▸ 과제 안내: "Patent image size: (693, 663)."이 있는 줄에서 시작해 "The second structural component 120 is"가 있는 줄까지의 항목을 다시 쓰되, "cross section"만 "sectional view"로 바꾸고 나머지는 그대로 두세요.

▸ 연습 자료:

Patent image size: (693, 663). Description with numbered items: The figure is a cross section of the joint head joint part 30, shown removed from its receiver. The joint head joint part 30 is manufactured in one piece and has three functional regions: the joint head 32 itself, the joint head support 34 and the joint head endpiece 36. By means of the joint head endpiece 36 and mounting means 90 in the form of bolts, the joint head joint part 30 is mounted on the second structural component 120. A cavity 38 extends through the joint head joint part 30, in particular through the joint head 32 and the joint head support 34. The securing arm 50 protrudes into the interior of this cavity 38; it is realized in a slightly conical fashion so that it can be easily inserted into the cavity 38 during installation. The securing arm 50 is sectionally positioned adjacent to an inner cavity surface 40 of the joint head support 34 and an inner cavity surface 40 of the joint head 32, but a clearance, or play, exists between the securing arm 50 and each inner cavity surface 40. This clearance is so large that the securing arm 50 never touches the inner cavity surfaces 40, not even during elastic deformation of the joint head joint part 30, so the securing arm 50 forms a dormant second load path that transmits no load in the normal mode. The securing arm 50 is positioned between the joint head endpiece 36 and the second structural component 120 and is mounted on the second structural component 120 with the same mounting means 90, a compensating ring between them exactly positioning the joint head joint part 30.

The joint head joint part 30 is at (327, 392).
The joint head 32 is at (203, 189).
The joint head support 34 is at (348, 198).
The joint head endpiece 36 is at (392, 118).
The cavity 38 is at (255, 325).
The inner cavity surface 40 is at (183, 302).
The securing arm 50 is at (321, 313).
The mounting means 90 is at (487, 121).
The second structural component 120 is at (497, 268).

---

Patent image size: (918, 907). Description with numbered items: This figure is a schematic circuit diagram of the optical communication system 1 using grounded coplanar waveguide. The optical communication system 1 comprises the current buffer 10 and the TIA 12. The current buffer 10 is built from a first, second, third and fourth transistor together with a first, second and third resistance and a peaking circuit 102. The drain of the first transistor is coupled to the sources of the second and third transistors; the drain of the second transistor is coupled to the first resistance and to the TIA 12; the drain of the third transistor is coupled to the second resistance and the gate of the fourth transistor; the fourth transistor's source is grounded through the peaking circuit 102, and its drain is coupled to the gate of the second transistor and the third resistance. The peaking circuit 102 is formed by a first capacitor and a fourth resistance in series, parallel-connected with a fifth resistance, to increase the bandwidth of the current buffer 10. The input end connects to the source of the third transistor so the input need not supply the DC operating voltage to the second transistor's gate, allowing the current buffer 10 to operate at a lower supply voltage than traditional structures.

▸ 과제 결과:
Patent image size: (693, 663). Description with numbered items: The figure is a sectional view of the joint head joint part 30, shown removed from its receiver. The joint head joint part 30 is manufactured in one piece and has three functional regions: the joint head 32 itself, the joint head support 34 and the joint head endpiece 36. By means of the joint head endpiece 36 and mounting means 90 in the form of bolts, the joint head joint part 30 is mounted on the second structural component 120. A cavity 38 extends through the joint head joint part 30, in particular through the joint head 32 and the joint head support 34. The securing arm 50 protrudes into the interior of this cavity 38; it is realized in a slightly conical fashion so that it can be easily inserted into the cavity 38 during installation. The securing arm 50 is sectionally positioned adjacent to an inner cavity surface 40 of the joint head support 34 and an inner cavity surface 40 of the joint head 32, but a clearance, or play, exists between the securing arm 50 and each inner cavity surface 40. This clearance is so large that the securing arm 50 never touches the inner cavity surfaces 40, not even during elastic deformation of the joint head joint part 30, so the securing arm 50 forms a dormant second load path that transmits no load in the normal mode. The securing arm 50 is positioned between the joint head endpiece 36 and the second structural component 120 and is mounted on the second structural component 120 with the same mounting means 90, a compensating ring between them exactly positioning the joint head joint part 30.

The joint head joint part 30 is at (327, 392).
The joint head 32 is at (203, 189).
The joint head support 34 is at (348, 198).
The joint head endpiece 36 is at (392, 118).
The cavity 38 is at (255, 325).
The inner cavity surface 40 is at (183, 302).
The securing arm 50 is at (321, 313).
The mounting means 90 is at (487, 121).
The second structural component 120 is at (497, 268).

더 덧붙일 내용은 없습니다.